__引用文__:

━━━━━━━━━━━━━━━━

さらに「"次に"機能修復される」というエシオの発言から推測すると、ヤマト・ニンジャのヤリとカラテによって破壊・突破されたのは第三の門だけではない可能性がある。
ここまでの情報から包括的に判断すると、アマクダリはまず全ての門を閉鎖可能な状態とし、なおかつ物理世界からオヒガンまでの経路(≒第一の門までの経路)すべてにアクセスする必要があった。これに伴い、再定義におけるフェイズ1~3では「破壊された門の修復と開放」を行った、と考えられる。
再定義の初期段階においては、破損していた門がアルゴスの論理タイプなどにより補完・修復された、あるいは超常的なトラフィックを阻害していた原因が取り除かれたことにより、オヒガンと現世の間に障害が存在しなくなった≒データの欠損や遅延が解消され、結果として論理的距離が縮まった=最も「近い」状態になったのだ、と推測できる。
プロセスから見る再定義
ここでは原作で描写された再定義の「波」による影響をもとに、実際に何が起こっていたのかを考察する。
まず描写によって確定している事象は次のとおりだ。
これを見ると、確固たる根拠には欠けるものの、順序としてはフェーズ1で第一の門(物理層)が、フェーズ2で第二の門(データリンク層)が干渉を受けた、と考えるのが自然である。
またフェーズ3まではオヒガンとの論理距離が縮まったことを考慮すると、いずれのフェーズでもオヒガンの門の機能が補完された可能性が極めて高い。
続いて、フェーズ毎の描写を順番に紐解いてゆく。
第一波
第一波では続く第二波、第三波よりも強烈な影響が現世に及んでいるようにも読み取れる。一見してオーバーラップ状態が部分的に破壊されたかのようにも思える描写だが、実際にはオヒガンとの論理距離が縮まっているのか、現世との境界線が朧になっていると語られている。
つまり、何か別種の異常が引き起こされている事がわかる。
第二波
第一波よりも影響が軽微に読み取れる。一瞬、オヒガンとの接続が途切れたような描写があるものの、すべてに影響が及んでいないことを考えると、第二波では精神衝撃波が奔った一瞬、オヒガンから送信されてくるデータが部分的に欠損した可能性が考えられる。
そして、上記のようなオヒガンとの接続の不具合が描かれているにも関わらず、再定義のプロセスがこの段階においてもオヒガンとの論理距離を縮めていることが明言されている。

━━━━━━━━━━━━━━━━

__コレクションに保存された項目__:
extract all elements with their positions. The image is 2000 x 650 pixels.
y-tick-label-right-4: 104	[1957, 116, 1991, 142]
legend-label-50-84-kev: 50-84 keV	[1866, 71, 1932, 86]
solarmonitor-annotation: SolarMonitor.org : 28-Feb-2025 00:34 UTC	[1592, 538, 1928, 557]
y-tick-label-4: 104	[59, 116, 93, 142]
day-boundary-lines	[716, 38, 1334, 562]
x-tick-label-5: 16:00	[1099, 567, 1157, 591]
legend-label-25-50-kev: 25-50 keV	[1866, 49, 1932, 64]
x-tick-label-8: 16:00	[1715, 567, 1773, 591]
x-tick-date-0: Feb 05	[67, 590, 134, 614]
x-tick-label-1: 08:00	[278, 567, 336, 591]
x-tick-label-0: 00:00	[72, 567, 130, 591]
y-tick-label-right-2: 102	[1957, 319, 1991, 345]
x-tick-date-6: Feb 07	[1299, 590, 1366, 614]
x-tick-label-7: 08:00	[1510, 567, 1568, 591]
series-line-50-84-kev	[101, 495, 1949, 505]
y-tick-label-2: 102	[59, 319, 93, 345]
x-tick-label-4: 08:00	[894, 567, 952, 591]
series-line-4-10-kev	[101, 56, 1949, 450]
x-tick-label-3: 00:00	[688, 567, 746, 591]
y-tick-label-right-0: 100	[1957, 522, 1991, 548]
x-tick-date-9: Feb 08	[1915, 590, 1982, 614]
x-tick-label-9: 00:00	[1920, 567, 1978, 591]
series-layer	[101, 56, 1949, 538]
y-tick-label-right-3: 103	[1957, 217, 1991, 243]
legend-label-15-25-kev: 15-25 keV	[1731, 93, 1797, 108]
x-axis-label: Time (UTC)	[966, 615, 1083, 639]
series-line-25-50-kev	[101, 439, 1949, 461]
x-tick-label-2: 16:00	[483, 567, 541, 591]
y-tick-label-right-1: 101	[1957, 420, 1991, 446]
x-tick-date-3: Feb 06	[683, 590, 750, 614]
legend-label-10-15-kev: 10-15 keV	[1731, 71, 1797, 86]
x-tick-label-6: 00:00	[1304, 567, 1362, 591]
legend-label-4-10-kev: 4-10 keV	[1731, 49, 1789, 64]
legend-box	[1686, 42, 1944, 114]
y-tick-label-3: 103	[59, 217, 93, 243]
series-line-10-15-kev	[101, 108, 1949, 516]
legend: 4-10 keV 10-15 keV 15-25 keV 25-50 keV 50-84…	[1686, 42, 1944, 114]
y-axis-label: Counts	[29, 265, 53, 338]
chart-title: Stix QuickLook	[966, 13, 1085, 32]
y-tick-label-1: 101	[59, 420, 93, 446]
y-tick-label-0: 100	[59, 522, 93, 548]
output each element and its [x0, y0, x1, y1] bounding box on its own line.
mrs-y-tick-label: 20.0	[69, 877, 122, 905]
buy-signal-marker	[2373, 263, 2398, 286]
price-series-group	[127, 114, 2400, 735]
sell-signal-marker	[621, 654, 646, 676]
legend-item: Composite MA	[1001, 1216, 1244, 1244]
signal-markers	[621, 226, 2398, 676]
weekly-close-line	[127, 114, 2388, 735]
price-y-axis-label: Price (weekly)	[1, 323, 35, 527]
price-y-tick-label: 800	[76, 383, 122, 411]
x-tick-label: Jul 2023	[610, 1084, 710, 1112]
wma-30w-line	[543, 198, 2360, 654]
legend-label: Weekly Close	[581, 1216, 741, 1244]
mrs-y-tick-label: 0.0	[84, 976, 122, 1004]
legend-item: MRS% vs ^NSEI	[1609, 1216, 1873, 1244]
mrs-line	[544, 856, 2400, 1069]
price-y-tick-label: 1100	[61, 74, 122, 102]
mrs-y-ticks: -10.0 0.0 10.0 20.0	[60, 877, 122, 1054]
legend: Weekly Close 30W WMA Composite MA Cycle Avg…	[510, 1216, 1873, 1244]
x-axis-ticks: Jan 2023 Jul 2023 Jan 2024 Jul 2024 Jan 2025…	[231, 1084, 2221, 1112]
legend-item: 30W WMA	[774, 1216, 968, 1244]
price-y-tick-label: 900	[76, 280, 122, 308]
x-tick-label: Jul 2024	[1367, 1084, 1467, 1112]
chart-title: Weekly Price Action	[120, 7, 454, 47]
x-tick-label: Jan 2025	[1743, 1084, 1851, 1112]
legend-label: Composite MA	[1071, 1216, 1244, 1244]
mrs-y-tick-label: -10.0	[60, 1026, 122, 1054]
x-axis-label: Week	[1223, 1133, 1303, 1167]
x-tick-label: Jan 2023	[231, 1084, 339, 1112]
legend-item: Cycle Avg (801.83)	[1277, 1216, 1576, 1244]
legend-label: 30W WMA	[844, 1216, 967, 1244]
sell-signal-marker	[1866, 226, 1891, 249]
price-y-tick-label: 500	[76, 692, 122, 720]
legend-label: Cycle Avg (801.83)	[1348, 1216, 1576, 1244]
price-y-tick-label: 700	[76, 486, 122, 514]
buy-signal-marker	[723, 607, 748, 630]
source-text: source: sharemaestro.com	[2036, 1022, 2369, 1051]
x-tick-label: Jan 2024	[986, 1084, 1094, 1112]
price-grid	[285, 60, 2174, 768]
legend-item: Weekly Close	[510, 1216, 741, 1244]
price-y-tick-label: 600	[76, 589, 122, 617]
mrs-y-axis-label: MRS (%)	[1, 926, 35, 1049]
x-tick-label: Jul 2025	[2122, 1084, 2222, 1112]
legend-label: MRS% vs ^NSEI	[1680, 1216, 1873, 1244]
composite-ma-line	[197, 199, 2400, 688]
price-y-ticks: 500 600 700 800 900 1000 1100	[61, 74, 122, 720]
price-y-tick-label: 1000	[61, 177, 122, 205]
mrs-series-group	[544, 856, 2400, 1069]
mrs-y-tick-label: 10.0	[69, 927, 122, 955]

━━━━━━━━━━━━━━━━

__課題 A__:
再定義に関する考察について答えてください。
(i) 第三の門だけが破壊・突破されたのではない可能性は、エシオのどの発言から推測されていますか?
(ii) 順序として、フェーズ2で干渉を受けたと考えるのが自然だとされているのはどの門ですか?
(iii) 第二波では、精神衝撃波が奔った一瞬に何が起きた可能性が考えられていますか?
__課題 B__: 再定義に関する考察から、「プロセスから見る再定義」を含む言葉で始まり「完された可能性が極めて高い。」で終わる部分を、一字一句変えずに繰り返してください。
__課題 C__: 再定義に関する考察の続きを、最後の文の次から書き進めてください。

__解答 A__:
(i) 「"次に"機能修復される」という発言
(ii) 第二の門(データリンク層)
(iii) オヒガンから送信されてくるデータが部分的に欠損した可能性

__解答 B__:
プロセスから見る再定義
ここでは原作で描写された再定義の「波」による影響をもとに、実際に何が起こっていたのかを考察する。
まず描写によって確定している事象は次のとおりだ。
これを見ると、確固たる根拠には欠けるものの、順序としてはフェーズ1で第一の門(物理層)が、フェーズ2で第二の門(データリンク層)が干渉を受けた、と考えるのが自然である。
またフェーズ3まではオヒガンとの論理距離が縮まったことを考慮すると、いずれのフェーズでもオヒガンの門の機能が補完された可能性が極めて高い。

__解答 C__:
第三波
第三段階において「切断が始まる」ということは、逆にここまでのプロセスで"オヒガンの門の閉鎖"は行われていなかったと考えてまず間違いないだろう。
また、ここで初めて登場した「メガトリイ・ネット」という単語は、メガトリイの名を冠する、既存の電子インターネットと区別が必要なネットワークという点から推測すると、「鷲の翼」による無線通信ネットワーク網を指していると思われる。
つまり、再定義の1~3フェーズにおいては、「鷲の翼」を経由するように既存のインターネット・インフラの切り替えが進められていた可能性がある。これを正とすれば、ここまでに描写された現象にもある程度の説明がつく。
なおトリロジーにおける描写から、磁気嵐が存在しないエリアでは衛星通信が使用されていることが分かる。つまり、Y2Kによって実質的に使用不可になっていたとしても、Y2K以前から各地のデータセンターなど通信基地には衛星通信用のアンテナなどの設備が元々設けられている可能性がある。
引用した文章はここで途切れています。